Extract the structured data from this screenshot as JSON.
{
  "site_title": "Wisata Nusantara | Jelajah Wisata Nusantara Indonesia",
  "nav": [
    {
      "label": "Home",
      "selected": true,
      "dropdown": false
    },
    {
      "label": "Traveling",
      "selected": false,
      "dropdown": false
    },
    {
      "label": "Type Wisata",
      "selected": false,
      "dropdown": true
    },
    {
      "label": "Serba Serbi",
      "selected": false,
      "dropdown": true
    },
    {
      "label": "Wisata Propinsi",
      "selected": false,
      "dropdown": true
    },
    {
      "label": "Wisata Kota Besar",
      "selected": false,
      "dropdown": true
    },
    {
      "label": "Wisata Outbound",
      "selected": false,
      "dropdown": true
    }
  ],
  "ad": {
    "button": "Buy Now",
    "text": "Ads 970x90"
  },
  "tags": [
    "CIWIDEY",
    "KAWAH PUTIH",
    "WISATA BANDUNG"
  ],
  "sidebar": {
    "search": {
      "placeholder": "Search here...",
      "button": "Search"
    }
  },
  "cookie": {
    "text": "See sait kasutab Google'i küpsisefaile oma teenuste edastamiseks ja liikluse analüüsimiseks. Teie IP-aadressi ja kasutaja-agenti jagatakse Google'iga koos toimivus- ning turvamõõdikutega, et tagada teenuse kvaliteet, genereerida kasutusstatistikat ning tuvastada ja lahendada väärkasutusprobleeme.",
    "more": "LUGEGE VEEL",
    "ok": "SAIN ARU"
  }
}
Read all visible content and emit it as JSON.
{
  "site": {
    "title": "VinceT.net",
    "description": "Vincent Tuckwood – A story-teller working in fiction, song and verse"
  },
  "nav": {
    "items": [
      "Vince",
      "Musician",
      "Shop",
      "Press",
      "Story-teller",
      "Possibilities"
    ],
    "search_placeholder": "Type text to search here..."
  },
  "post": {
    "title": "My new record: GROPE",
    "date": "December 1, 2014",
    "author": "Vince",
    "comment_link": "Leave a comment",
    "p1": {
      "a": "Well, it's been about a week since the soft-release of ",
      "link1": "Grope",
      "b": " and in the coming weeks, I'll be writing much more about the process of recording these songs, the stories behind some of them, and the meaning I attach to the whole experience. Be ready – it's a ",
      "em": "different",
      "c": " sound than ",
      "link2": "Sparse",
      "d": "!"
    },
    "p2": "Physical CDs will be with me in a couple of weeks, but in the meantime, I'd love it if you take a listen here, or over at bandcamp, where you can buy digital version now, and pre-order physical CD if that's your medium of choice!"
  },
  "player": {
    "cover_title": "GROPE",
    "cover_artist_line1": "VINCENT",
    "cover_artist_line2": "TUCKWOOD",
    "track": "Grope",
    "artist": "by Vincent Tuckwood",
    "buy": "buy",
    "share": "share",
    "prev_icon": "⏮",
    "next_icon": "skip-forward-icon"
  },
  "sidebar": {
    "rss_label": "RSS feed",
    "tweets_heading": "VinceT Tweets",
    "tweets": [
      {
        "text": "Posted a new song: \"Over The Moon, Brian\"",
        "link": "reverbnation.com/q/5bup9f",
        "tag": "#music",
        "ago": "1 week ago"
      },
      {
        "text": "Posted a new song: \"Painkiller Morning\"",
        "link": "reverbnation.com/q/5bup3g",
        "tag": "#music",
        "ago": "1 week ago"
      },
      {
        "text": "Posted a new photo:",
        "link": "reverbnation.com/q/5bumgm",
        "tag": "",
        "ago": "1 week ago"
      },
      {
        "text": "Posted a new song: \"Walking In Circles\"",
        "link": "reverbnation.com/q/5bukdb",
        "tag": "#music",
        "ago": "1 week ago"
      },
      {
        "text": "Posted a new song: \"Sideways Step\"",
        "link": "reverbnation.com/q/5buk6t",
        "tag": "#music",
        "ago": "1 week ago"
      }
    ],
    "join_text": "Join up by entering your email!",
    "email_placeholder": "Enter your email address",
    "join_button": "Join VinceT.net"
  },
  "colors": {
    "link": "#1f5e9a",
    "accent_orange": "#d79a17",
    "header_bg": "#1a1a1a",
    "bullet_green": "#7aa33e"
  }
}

Exercise details: Every entry above needs to be quoted exactly.

Exercise answer:
Extract the structured data from this screenshot as JSON.
{
  "site_title": "Wisata Nusantara | Jelajah Wisata Nusantara Indonesia",
  "nav": [
    {
      "label": "Home",
      "selected": true,
      "dropdown": false
    },
    {
      "label": "Traveling",
      "selected": false,
      "dropdown": false
    },
    {
      "label": "Type Wisata",
      "selected": false,
      "dropdown": true
    },
    {
      "label": "Serba Serbi",
      "selected": false,
      "dropdown": true
    },
    {
      "label": "Wisata Propinsi",
      "selected": false,
      "dropdown": true
    },
    {
      "label": "Wisata Kota Besar",
      "selected": false,
      "dropdown": true
    },
    {
      "label": "Wisata Outbound",
      "selected": false,
      "dropdown": true
    }
  ],
  "ad": {
    "button": "Buy Now",
    "text": "Ads 970x90"
  },
  "tags": [
    "CIWIDEY",
    "KAWAH PUTIH",
    "WISATA BANDUNG"
  ],
  "sidebar": {
    "search": {
      "placeholder": "Search here...",
      "button": "Search"
    }
  },
  "cookie": {
    "text": "See sait kasutab Google'i küpsisefaile oma teenuste edastamiseks ja liikluse analüüsimiseks. Teie IP-aadressi ja kasutaja-agenti jagatakse Google'iga koos toimivus- ning turvamõõdikutega, et tagada teenuse kvaliteet, genereerida kasutusstatistikat ning tuvastada ja lahendada väärkasutusprobleeme.",
    "more": "LUGEGE VEEL",
    "ok": "SAIN ARU"
  }
}
Read all visible content and emit it as JSON.
{
  "site": {
    "title": "VinceT.net",
    "description": "Vincent Tuckwood – A story-teller working in fiction, song and verse"
  },
  "nav": {
    "items": [
      "Vince",
      "Musician",
      "Shop",
      "Press",
      "Story-teller",
      "Possibilities"
    ],
    "search_placeholder": "Type text to search here..."
  },
  "post": {
    "title": "My new record: GROPE",
    "date": "December 1, 2014",
    "author": "Vince",
    "comment_link": "Leave a comment",
    "p1": {
      "a": "Well, it's been about a week since the soft-release of ",
      "link1": "Grope",
      "b": " and in the coming weeks, I'll be writing much more about the process of recording these songs, the stories behind some of them, and the meaning I attach to the whole experience. Be ready – it's a ",
      "em": "different",
      "c": " sound than ",
      "link2": "Sparse",
      "d": "!"
    },
    "p2": "Physical CDs will be with me in a couple of weeks, but in the meantime, I'd love it if you take a listen here, or over at bandcamp, where you can buy digital version now, and pre-order physical CD if that's your medium of choice!"
  },
  "player": {
    "cover_title": "GROPE",
    "cover_artist_line1": "VINCENT",
    "cover_artist_line2": "TUCKWOOD",
    "track": "Grope",
    "artist": "by Vincent Tuckwood",
    "buy": "buy",
    "share": "share",
    "prev_icon": "⏮",
    "next_icon": "skip-forward-icon"
  },
  "sidebar": {
    "rss_label": "RSS feed",
    "tweets_heading": "VinceT Tweets",
    "tweets": [
      {
        "text": "Posted a new song: \"Over The Moon, Brian\"",
        "link": "reverbnation.com/q/5bup9f",
        "tag": "#music",
        "ago": "1 week ago"
      },
      {
        "text": "Posted a new song: \"Painkiller Morning\"",
        "link": "reverbnation.com/q/5bup3g",
        "tag": "#music",
        "ago": "1 week ago"
      },
      {
        "text": "Posted a new photo:",
        "link": "reverbnation.com/q/5bumgm",
        "tag": "",
        "ago": "1 week ago"
      },
      {
        "text": "Posted a new song: \"Walking In Circles\"",
        "link": "reverbnation.com/q/5bukdb",
        "tag": "#music",
        "ago": "1 week ago"
      },
      {
        "text": "Posted a new song: \"Sideways Step\"",
        "link": "reverbnation.com/q/5buk6t",
        "tag": "#music",
        "ago": "1 week ago"
      }
    ],
    "join_text": "Join up by entering your email!",
    "email_placeholder": "Enter your email address",
    "join_button": "Join VinceT.net"
  },
  "colors": {
    "link": "#1f5e9a",
    "accent_orange": "#d79a17",
    "header_bg": "#1a1a1a",
    "bullet_green": "#7aa33e"
  }
}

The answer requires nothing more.